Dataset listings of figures
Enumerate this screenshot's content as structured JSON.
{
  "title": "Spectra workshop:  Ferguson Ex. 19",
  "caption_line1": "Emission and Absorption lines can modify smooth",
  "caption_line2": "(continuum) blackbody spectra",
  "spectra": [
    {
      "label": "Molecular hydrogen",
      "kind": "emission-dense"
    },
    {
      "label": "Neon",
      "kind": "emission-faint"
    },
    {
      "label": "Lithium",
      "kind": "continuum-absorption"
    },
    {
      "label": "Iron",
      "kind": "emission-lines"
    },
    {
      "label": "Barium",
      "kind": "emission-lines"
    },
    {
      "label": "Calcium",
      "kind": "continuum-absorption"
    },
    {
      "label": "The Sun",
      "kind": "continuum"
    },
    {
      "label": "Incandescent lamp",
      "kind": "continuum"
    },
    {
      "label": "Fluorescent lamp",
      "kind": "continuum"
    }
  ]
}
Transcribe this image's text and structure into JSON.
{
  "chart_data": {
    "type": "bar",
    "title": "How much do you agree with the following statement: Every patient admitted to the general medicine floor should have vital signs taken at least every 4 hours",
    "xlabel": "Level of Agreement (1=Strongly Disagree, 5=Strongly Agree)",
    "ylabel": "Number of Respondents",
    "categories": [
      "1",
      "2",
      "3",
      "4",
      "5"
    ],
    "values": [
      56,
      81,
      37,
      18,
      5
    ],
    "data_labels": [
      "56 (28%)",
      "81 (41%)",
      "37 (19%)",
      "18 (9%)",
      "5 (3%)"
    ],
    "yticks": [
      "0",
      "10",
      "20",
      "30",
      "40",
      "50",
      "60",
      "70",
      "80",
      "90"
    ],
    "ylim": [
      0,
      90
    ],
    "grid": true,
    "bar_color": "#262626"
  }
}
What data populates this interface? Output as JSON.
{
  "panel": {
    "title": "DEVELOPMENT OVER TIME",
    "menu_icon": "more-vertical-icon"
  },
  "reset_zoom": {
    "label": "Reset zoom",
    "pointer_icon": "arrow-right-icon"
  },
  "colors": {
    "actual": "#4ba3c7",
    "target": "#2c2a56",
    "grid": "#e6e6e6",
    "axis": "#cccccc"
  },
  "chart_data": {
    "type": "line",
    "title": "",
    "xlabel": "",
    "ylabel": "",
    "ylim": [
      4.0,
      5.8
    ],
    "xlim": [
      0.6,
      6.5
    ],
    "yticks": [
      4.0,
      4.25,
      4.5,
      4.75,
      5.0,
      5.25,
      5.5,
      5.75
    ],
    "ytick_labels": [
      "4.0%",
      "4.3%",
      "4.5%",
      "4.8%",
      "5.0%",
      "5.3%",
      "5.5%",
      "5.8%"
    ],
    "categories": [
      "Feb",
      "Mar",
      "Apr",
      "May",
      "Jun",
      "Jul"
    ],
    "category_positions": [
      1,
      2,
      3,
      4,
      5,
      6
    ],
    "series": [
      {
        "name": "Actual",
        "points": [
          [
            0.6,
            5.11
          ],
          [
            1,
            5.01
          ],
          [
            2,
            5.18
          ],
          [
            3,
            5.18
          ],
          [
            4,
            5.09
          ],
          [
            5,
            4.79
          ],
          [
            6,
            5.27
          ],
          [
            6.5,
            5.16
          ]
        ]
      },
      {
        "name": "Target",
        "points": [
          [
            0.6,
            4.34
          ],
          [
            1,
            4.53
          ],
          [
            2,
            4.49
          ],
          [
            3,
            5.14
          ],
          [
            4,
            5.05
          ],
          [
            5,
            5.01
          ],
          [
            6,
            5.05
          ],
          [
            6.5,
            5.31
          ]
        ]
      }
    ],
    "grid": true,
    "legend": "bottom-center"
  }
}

= What you need to do =
Recopy all the lines exactly as they appear.

= Expected output =
Enumerate this screenshot's content as structured JSON.
{
  "title": "Spectra workshop:  Ferguson Ex. 19",
  "caption_line1": "Emission and Absorption lines can modify smooth",
  "caption_line2": "(continuum) blackbody spectra",
  "spectra": [
    {
      "label": "Molecular hydrogen",
      "kind": "emission-dense"
    },
    {
      "label": "Neon",
      "kind": "emission-faint"
    },
    {
      "label": "Lithium",
      "kind": "continuum-absorption"
    },
    {
      "label": "Iron",
      "kind": "emission-lines"
    },
    {
      "label": "Barium",
      "kind": "emission-lines"
    },
    {
      "label": "Calcium",
      "kind": "continuum-absorption"
    },
    {
      "label": "The Sun",
      "kind": "continuum"
    },
    {
      "label": "Incandescent lamp",
      "kind": "continuum"
    },
    {
      "label": "Fluorescent lamp",
      "kind": "continuum"
    }
  ]
}
Transcribe this image's text and structure into JSON.
{
  "chart_data": {
    "type": "bar",
    "title": "How much do you agree with the following statement: Every patient admitted to the general medicine floor should have vital signs taken at least every 4 hours",
    "xlabel": "Level of Agreement (1=Strongly Disagree, 5=Strongly Agree)",
    "ylabel": "Number of Respondents",
    "categories": [
      "1",
      "2",
      "3",
      "4",
      "5"
    ],
    "values": [
      56,
      81,
      37,
      18,
      5
    ],
    "data_labels": [
      "56 (28%)",
      "81 (41%)",
      "37 (19%)",
      "18 (9%)",
      "5 (3%)"
    ],
    "yticks": [
      "0",
      "10",
      "20",
      "30",
      "40",
      "50",
      "60",
      "70",
      "80",
      "90"
    ],
    "ylim": [
      0,
      90
    ],
    "grid": true,
    "bar_color": "#262626"
  }
}
What data populates this interface? Output as JSON.
{
  "panel": {
    "title": "DEVELOPMENT OVER TIME",
    "menu_icon": "more-vertical-icon"
  },
  "reset_zoom": {
    "label": "Reset zoom",
    "pointer_icon": "arrow-right-icon"
  },
  "colors": {
    "actual": "#4ba3c7",
    "target": "#2c2a56",
    "grid": "#e6e6e6",
    "axis": "#cccccc"
  },
  "chart_data": {
    "type": "line",
    "title": "",
    "xlabel": "",
    "ylabel": "",
    "ylim": [
      4.0,
      5.8
    ],
    "xlim": [
      0.6,
      6.5
    ],
    "yticks": [
      4.0,
      4.25,
      4.5,
      4.75,
      5.0,
      5.25,
      5.5,
      5.75
    ],
    "ytick_labels": [
      "4.0%",
      "4.3%",
      "4.5%",
      "4.8%",
      "5.0%",
      "5.3%",
      "5.5%",
      "5.8%"
    ],
    "categories": [
      "Feb",
      "Mar",
      "Apr",
      "May",
      "Jun",
      "Jul"
    ],
    "category_positions": [
      1,
      2,
      3,
      4,
      5,
      6
    ],
    "series": [
      {
        "name": "Actual",
        "points": [
          [
            0.6,
            5.11
          ],
          [
            1,
            5.01
          ],
          [
            2,
            5.18
          ],
          [
            3,
            5.18
          ],
          [
            4,
            5.09
          ],
          [
            5,
            4.79
          ],
          [
            6,
            5.27
          ],
          [
            6.5,
            5.16
          ]
        ]
      },
      {
        "name": "Target",
        "points": [
          [
            0.6,
            4.34
          ],
          [
            1,
            4.53
          ],
          [
            2,
            4.49
          ],
          [
            3,
            5.14
          ],
          [
            4,
            5.05
          ],
          [
            5,
            5.01
          ],
          [
            6,
            5.05
          ],
          [
            6.5,
            5.31
          ]
        ]
      }
    ],
    "grid": true,
    "legend": "bottom-center"
  }
}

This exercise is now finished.